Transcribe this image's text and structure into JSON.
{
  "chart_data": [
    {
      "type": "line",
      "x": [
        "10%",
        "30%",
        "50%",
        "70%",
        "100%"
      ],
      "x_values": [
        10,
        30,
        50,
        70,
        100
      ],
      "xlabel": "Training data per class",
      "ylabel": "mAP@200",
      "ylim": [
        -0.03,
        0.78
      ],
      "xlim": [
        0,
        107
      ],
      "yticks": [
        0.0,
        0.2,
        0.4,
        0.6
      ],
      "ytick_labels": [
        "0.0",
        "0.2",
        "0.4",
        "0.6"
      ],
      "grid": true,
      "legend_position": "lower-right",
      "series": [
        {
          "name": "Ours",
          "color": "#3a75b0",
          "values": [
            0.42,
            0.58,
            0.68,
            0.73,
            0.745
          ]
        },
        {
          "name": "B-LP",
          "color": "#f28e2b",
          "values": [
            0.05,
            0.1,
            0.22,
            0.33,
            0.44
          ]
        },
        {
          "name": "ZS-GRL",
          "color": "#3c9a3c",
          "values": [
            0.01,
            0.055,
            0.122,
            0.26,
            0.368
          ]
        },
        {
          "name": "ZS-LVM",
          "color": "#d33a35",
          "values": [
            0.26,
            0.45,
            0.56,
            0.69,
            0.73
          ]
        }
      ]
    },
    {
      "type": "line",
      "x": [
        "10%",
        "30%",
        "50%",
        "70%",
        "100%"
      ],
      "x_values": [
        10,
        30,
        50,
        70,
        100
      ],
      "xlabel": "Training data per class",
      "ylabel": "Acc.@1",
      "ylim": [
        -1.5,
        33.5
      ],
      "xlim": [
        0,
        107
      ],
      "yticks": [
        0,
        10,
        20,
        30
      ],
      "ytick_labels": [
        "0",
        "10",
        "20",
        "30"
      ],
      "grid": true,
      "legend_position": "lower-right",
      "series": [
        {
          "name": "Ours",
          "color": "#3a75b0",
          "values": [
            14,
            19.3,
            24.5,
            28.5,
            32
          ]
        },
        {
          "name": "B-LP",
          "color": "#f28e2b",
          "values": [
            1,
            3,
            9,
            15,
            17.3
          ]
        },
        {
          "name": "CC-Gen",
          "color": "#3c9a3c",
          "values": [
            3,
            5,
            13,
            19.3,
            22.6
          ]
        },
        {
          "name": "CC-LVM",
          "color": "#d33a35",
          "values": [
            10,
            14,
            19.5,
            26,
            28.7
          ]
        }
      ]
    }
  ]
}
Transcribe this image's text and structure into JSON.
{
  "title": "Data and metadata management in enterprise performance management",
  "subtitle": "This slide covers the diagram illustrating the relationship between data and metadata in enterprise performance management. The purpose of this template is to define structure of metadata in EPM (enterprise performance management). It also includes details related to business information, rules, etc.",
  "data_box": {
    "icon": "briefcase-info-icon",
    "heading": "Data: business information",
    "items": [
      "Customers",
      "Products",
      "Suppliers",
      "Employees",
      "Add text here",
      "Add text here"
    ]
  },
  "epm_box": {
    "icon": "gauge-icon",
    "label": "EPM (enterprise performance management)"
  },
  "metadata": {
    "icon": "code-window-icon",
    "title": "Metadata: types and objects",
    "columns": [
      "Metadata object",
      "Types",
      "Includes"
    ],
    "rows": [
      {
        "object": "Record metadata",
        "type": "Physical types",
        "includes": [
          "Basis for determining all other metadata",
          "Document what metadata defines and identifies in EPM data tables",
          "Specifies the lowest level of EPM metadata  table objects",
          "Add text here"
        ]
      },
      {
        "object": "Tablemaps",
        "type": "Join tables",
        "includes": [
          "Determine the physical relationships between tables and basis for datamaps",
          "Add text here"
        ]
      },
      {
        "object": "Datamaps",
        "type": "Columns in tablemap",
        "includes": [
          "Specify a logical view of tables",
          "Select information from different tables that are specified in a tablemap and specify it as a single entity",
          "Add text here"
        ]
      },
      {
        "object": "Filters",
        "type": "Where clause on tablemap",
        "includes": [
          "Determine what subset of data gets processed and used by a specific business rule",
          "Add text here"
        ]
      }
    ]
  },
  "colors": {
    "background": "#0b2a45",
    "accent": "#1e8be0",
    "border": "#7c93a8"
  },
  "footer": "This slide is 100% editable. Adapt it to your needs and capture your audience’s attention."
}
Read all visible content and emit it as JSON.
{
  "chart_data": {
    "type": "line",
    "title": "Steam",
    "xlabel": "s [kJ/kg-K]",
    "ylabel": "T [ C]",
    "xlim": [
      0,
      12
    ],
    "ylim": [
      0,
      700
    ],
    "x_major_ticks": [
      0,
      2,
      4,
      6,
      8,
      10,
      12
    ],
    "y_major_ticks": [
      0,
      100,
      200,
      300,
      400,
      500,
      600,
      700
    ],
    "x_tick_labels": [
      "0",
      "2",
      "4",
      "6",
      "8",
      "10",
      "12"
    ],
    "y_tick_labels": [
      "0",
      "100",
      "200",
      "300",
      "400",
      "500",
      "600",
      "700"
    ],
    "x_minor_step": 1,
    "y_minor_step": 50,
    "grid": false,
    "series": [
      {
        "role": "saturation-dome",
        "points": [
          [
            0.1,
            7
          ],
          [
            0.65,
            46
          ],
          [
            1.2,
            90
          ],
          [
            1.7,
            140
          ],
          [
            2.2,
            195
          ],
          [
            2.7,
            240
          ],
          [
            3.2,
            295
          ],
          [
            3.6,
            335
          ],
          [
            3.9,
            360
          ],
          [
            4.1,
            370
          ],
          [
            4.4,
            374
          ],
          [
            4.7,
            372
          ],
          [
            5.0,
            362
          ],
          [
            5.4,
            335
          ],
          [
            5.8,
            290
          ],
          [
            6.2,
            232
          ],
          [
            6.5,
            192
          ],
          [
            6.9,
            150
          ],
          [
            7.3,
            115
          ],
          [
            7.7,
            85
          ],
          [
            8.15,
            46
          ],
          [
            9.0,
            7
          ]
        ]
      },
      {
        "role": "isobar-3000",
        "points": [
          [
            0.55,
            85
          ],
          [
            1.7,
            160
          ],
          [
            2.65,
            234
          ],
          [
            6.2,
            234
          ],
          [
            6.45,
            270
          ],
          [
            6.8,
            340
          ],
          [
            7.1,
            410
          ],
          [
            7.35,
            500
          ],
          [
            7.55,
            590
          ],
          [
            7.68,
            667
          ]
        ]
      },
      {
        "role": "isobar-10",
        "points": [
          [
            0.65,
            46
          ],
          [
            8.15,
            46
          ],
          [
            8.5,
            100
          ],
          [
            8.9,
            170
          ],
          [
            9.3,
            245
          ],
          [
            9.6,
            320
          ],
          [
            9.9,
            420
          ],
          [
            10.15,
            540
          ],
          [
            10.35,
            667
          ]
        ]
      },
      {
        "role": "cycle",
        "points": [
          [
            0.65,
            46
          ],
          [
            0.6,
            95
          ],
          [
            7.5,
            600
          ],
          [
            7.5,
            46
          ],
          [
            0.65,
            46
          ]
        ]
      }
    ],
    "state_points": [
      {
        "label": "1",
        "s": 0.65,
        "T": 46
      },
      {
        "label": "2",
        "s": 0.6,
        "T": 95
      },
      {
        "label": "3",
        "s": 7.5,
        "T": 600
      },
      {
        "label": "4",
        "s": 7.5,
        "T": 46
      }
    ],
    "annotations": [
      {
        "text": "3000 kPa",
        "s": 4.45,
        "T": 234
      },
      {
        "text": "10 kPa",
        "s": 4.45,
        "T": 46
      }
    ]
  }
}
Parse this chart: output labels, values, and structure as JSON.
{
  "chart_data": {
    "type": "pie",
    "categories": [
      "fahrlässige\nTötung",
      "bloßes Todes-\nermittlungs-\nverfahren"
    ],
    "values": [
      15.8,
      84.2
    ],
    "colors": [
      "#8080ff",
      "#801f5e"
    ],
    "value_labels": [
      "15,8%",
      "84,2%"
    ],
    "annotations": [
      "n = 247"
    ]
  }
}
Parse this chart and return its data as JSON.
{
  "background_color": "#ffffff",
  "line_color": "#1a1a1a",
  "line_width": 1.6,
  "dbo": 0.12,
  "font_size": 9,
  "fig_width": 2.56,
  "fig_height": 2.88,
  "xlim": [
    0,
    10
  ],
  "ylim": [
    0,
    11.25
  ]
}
-*-*-
» **Task details**
Copy only this span: the line that contains "Parse this chart and return its data as JSON.", the last line, and every line between them.

» **Response**
Parse this chart and return its data as JSON.
{
  "background_color": "#ffffff",
  "line_color": "#1a1a1a",
  "line_width": 1.6,
  "dbo": 0.12,
  "font_size": 9,
  "fig_width": 2.56,
  "fig_height": 2.88,
  "xlim": [
    0,
    10
  ],
  "ylim": [
    0,
    11.25
  ]
}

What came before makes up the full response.